- Short problem -
Go through the listing and copy every line word for word.

- Data listing -
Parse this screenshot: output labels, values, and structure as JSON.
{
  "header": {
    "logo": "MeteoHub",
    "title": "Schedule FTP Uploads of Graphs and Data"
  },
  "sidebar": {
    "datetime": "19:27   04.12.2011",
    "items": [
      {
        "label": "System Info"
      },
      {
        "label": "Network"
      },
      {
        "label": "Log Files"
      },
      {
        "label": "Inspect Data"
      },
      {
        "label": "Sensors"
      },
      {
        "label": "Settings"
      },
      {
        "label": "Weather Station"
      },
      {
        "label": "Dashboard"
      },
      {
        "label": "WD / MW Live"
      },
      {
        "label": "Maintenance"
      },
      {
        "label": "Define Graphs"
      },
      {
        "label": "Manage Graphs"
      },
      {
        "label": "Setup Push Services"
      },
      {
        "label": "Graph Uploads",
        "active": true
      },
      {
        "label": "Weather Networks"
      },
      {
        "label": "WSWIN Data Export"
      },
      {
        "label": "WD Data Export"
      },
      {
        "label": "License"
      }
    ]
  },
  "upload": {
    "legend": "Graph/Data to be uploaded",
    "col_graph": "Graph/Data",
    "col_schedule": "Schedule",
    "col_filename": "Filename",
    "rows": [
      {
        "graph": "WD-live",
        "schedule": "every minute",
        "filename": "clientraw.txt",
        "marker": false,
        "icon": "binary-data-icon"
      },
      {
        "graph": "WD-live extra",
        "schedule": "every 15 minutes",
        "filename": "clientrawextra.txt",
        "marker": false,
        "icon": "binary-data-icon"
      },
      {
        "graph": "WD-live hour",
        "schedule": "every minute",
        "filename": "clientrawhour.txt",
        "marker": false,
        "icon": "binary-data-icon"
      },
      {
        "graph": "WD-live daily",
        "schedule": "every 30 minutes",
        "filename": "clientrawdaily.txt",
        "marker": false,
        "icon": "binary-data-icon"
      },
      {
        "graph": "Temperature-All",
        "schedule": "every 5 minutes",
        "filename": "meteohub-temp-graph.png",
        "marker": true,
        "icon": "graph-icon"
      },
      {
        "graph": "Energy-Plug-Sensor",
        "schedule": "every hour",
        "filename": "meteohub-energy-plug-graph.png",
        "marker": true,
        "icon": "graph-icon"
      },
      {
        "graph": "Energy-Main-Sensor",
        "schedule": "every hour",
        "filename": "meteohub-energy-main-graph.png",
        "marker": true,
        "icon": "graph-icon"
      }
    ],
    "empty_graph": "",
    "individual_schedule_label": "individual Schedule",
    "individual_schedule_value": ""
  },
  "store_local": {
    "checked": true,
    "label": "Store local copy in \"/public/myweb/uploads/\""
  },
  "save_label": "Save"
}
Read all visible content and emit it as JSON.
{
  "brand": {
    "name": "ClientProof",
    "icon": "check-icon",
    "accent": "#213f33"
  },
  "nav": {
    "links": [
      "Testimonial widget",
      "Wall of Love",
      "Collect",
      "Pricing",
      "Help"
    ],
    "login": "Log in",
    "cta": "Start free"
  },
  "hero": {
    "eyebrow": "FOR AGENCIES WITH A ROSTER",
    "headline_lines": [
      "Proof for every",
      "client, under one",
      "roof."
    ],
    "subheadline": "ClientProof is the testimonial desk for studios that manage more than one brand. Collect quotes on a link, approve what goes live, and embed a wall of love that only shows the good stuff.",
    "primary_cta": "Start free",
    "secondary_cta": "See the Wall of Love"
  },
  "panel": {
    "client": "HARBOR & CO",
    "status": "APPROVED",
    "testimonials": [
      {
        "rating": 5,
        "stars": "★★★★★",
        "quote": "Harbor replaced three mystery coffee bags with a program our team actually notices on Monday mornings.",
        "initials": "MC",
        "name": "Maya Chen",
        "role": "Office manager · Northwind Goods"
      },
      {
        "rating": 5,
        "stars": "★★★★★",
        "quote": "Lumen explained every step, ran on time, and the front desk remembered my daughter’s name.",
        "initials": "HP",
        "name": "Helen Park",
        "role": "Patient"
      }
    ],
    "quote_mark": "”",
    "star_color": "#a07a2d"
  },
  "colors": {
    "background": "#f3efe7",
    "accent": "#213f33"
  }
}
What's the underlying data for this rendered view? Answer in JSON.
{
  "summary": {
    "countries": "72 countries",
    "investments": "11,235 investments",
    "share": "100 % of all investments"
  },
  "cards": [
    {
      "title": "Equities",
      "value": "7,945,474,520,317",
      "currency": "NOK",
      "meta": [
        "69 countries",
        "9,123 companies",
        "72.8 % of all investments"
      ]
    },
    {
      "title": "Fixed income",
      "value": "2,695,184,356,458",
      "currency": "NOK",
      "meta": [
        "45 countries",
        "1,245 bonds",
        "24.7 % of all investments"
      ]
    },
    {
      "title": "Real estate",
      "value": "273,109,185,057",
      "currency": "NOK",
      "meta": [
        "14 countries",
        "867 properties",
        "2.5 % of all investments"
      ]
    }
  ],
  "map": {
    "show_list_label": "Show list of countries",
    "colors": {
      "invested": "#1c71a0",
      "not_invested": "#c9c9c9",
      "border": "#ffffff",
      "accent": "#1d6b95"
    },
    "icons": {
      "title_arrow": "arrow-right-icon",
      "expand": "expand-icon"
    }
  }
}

- Solution to the problem -
Parse this screenshot: output labels, values, and structure as JSON.
{
  "header": {
    "logo": "MeteoHub",
    "title": "Schedule FTP Uploads of Graphs and Data"
  },
  "sidebar": {
    "datetime": "19:27   04.12.2011",
    "items": [
      {
        "label": "System Info"
      },
      {
        "label": "Network"
      },
      {
        "label": "Log Files"
      },
      {
        "label": "Inspect Data"
      },
      {
        "label": "Sensors"
      },
      {
        "label": "Settings"
      },
      {
        "label": "Weather Station"
      },
      {
        "label": "Dashboard"
      },
      {
        "label": "WD / MW Live"
      },
      {
        "label": "Maintenance"
      },
      {
        "label": "Define Graphs"
      },
      {
        "label": "Manage Graphs"
      },
      {
        "label": "Setup Push Services"
      },
      {
        "label": "Graph Uploads",
        "active": true
      },
      {
        "label": "Weather Networks"
      },
      {
        "label": "WSWIN Data Export"
      },
      {
        "label": "WD Data Export"
      },
      {
        "label": "License"
      }
    ]
  },
  "upload": {
    "legend": "Graph/Data to be uploaded",
    "col_graph": "Graph/Data",
    "col_schedule": "Schedule",
    "col_filename": "Filename",
    "rows": [
      {
        "graph": "WD-live",
        "schedule": "every minute",
        "filename": "clientraw.txt",
        "marker": false,
        "icon": "binary-data-icon"
      },
      {
        "graph": "WD-live extra",
        "schedule": "every 15 minutes",
        "filename": "clientrawextra.txt",
        "marker": false,
        "icon": "binary-data-icon"
      },
      {
        "graph": "WD-live hour",
        "schedule": "every minute",
        "filename": "clientrawhour.txt",
        "marker": false,
        "icon": "binary-data-icon"
      },
      {
        "graph": "WD-live daily",
        "schedule": "every 30 minutes",
        "filename": "clientrawdaily.txt",
        "marker": false,
        "icon": "binary-data-icon"
      },
      {
        "graph": "Temperature-All",
        "schedule": "every 5 minutes",
        "filename": "meteohub-temp-graph.png",
        "marker": true,
        "icon": "graph-icon"
      },
      {
        "graph": "Energy-Plug-Sensor",
        "schedule": "every hour",
        "filename": "meteohub-energy-plug-graph.png",
        "marker": true,
        "icon": "graph-icon"
      },
      {
        "graph": "Energy-Main-Sensor",
        "schedule": "every hour",
        "filename": "meteohub-energy-main-graph.png",
        "marker": true,
        "icon": "graph-icon"
      }
    ],
    "empty_graph": "",
    "individual_schedule_label": "individual Schedule",
    "individual_schedule_value": ""
  },
  "store_local": {
    "checked": true,
    "label": "Store local copy in \"/public/myweb/uploads/\""
  },
  "save_label": "Save"
}
Read all visible content and emit it as JSON.
{
  "brand": {
    "name": "ClientProof",
    "icon": "check-icon",
    "accent": "#213f33"
  },
  "nav": {
    "links": [
      "Testimonial widget",
      "Wall of Love",
      "Collect",
      "Pricing",
      "Help"
    ],
    "login": "Log in",
    "cta": "Start free"
  },
  "hero": {
    "eyebrow": "FOR AGENCIES WITH A ROSTER",
    "headline_lines": [
      "Proof for every",
      "client, under one",
      "roof."
    ],
    "subheadline": "ClientProof is the testimonial desk for studios that manage more than one brand. Collect quotes on a link, approve what goes live, and embed a wall of love that only shows the good stuff.",
    "primary_cta": "Start free",
    "secondary_cta": "See the Wall of Love"
  },
  "panel": {
    "client": "HARBOR & CO",
    "status": "APPROVED",
    "testimonials": [
      {
        "rating": 5,
        "stars": "★★★★★",
        "quote": "Harbor replaced three mystery coffee bags with a program our team actually notices on Monday mornings.",
        "initials": "MC",
        "name": "Maya Chen",
        "role": "Office manager · Northwind Goods"
      },
      {
        "rating": 5,
        "stars": "★★★★★",
        "quote": "Lumen explained every step, ran on time, and the front desk remembered my daughter’s name.",
        "initials": "HP",
        "name": "Helen Park",
        "role": "Patient"
      }
    ],
    "quote_mark": "”",
    "star_color": "#a07a2d"
  },
  "colors": {
    "background": "#f3efe7",
    "accent": "#213f33"
  }
}
What's the underlying data for this rendered view? Answer in JSON.
{
  "summary": {
    "countries": "72 countries",
    "investments": "11,235 investments",
    "share": "100 % of all investments"
  },
  "cards": [
    {
      "title": "Equities",
      "value": "7,945,474,520,317",
      "currency": "NOK",
      "meta": [
        "69 countries",
        "9,123 companies",
        "72.8 % of all investments"
      ]
    },
    {
      "title": "Fixed income",
      "value": "2,695,184,356,458",
      "currency": "NOK",
      "meta": [
        "45 countries",
        "1,245 bonds",
        "24.7 % of all investments"
      ]
    },
    {
      "title": "Real estate",
      "value": "273,109,185,057",
      "currency": "NOK",
      "meta": [
        "14 countries",
        "867 properties",
        "2.5 % of all investments"
      ]
    }
  ],
  "map": {
    "show_list_label": "Show list of countries",
    "colors": {
      "invested": "#1c71a0",
      "not_invested": "#c9c9c9",
      "border": "#ffffff",
      "accent": "#1d6b95"
    },
    "icons": {
      "title_arrow": "arrow-right-icon",
      "expand": "expand-icon"
    }
  }
}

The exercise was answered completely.